▸ **What to work on**:
The entries below are to be repeated exactly as they stand.

▸ **Records**:
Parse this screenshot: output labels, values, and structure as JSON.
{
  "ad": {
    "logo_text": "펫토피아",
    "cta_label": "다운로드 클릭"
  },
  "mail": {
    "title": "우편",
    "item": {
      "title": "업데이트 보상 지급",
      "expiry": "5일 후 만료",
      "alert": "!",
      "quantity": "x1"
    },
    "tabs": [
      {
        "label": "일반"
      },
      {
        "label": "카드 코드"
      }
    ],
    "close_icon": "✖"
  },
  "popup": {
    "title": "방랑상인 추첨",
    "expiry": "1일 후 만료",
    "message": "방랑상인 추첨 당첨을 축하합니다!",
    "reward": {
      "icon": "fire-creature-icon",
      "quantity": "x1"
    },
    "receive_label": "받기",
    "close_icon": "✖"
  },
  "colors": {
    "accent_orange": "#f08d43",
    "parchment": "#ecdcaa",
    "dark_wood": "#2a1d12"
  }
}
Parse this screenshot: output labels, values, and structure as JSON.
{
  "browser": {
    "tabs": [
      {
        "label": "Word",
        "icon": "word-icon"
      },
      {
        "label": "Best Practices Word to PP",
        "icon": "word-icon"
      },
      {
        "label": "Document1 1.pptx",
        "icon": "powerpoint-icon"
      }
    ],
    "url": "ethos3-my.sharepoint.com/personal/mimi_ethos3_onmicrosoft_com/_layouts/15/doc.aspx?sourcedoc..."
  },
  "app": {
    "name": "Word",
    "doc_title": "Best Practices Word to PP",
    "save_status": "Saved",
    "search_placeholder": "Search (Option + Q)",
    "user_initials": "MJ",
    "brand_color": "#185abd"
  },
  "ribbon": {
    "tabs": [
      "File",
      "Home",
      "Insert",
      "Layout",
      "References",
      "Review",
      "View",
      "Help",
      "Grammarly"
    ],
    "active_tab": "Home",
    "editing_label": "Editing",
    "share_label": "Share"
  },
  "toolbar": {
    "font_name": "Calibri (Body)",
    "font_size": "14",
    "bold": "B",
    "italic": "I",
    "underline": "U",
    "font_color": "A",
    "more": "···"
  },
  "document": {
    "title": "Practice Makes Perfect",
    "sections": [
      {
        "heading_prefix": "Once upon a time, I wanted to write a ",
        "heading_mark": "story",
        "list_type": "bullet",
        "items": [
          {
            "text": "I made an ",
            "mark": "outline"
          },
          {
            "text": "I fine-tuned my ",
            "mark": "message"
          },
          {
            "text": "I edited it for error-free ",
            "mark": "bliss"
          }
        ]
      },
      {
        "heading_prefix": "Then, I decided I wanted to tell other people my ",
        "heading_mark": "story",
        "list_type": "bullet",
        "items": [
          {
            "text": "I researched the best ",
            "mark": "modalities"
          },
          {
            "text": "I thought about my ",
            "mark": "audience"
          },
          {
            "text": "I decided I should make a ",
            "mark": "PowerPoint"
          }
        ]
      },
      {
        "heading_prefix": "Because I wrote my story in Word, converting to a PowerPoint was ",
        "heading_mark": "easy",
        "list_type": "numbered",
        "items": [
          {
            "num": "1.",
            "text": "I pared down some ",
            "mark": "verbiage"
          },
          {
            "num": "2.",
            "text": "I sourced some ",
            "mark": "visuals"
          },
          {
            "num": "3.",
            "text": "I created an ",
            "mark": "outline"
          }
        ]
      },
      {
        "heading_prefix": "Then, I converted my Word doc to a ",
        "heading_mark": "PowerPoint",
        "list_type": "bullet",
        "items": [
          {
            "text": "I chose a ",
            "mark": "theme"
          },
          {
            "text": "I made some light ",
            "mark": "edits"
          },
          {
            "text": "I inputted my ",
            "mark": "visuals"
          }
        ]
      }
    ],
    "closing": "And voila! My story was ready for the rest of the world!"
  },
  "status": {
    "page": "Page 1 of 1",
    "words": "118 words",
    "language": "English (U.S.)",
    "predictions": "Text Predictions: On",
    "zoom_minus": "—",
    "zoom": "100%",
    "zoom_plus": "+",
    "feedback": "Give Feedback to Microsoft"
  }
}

▸ **Finished exercise**:
Parse this screenshot: output labels, values, and structure as JSON.
{
  "ad": {
    "logo_text": "펫토피아",
    "cta_label": "다운로드 클릭"
  },
  "mail": {
    "title": "우편",
    "item": {
      "title": "업데이트 보상 지급",
      "expiry": "5일 후 만료",
      "alert": "!",
      "quantity": "x1"
    },
    "tabs": [
      {
        "label": "일반"
      },
      {
        "label": "카드 코드"
      }
    ],
    "close_icon": "✖"
  },
  "popup": {
    "title": "방랑상인 추첨",
    "expiry": "1일 후 만료",
    "message": "방랑상인 추첨 당첨을 축하합니다!",
    "reward": {
      "icon": "fire-creature-icon",
      "quantity": "x1"
    },
    "receive_label": "받기",
    "close_icon": "✖"
  },
  "colors": {
    "accent_orange": "#f08d43",
    "parchment": "#ecdcaa",
    "dark_wood": "#2a1d12"
  }
}
Parse this screenshot: output labels, values, and structure as JSON.
{
  "browser": {
    "tabs": [
      {
        "label": "Word",
        "icon": "word-icon"
      },
      {
        "label": "Best Practices Word to PP",
        "icon": "word-icon"
      },
      {
        "label": "Document1 1.pptx",
        "icon": "powerpoint-icon"
      }
    ],
    "url": "ethos3-my.sharepoint.com/personal/mimi_ethos3_onmicrosoft_com/_layouts/15/doc.aspx?sourcedoc..."
  },
  "app": {
    "name": "Word",
    "doc_title": "Best Practices Word to PP",
    "save_status": "Saved",
    "search_placeholder": "Search (Option + Q)",
    "user_initials": "MJ",
    "brand_color": "#185abd"
  },
  "ribbon": {
    "tabs": [
      "File",
      "Home",
      "Insert",
      "Layout",
      "References",
      "Review",
      "View",
      "Help",
      "Grammarly"
    ],
    "active_tab": "Home",
    "editing_label": "Editing",
    "share_label": "Share"
  },
  "toolbar": {
    "font_name": "Calibri (Body)",
    "font_size": "14",
    "bold": "B",
    "italic": "I",
    "underline": "U",
    "font_color": "A",
    "more": "···"
  },
  "document": {
    "title": "Practice Makes Perfect",
    "sections": [
      {
        "heading_prefix": "Once upon a time, I wanted to write a ",
        "heading_mark": "story",
        "list_type": "bullet",
        "items": [
          {
            "text": "I made an ",
            "mark": "outline"
          },
          {
            "text": "I fine-tuned my ",
            "mark": "message"
          },
          {
            "text": "I edited it for error-free ",
            "mark": "bliss"
          }
        ]
      },
      {
        "heading_prefix": "Then, I decided I wanted to tell other people my ",
        "heading_mark": "story",
        "list_type": "bullet",
        "items": [
          {
            "text": "I researched the best ",
            "mark": "modalities"
          },
          {
            "text": "I thought about my ",
            "mark": "audience"
          },
          {
            "text": "I decided I should make a ",
            "mark": "PowerPoint"
          }
        ]
      },
      {
        "heading_prefix": "Because I wrote my story in Word, converting to a PowerPoint was ",
        "heading_mark": "easy",
        "list_type": "numbered",
        "items": [
          {
            "num": "1.",
            "text": "I pared down some ",
            "mark": "verbiage"
          },
          {
            "num": "2.",
            "text": "I sourced some ",
            "mark": "visuals"
          },
          {
            "num": "3.",
            "text": "I created an ",
            "mark": "outline"
          }
        ]
      },
      {
        "heading_prefix": "Then, I converted my Word doc to a ",
        "heading_mark": "PowerPoint",
        "list_type": "bullet",
        "items": [
          {
            "text": "I chose a ",
            "mark": "theme"
          },
          {
            "text": "I made some light ",
            "mark": "edits"
          },
          {
            "text": "I inputted my ",
            "mark": "visuals"
          }
        ]
      }
    ],
    "closing": "And voila! My story was ready for the rest of the world!"
  },
  "status": {
    "page": "Page 1 of 1",
    "words": "118 words",
    "language": "English (U.S.)",
    "predictions": "Text Predictions: On",
    "zoom_minus": "—",
    "zoom": "100%",
    "zoom_plus": "+",
    "feedback": "Give Feedback to Microsoft"
  }
}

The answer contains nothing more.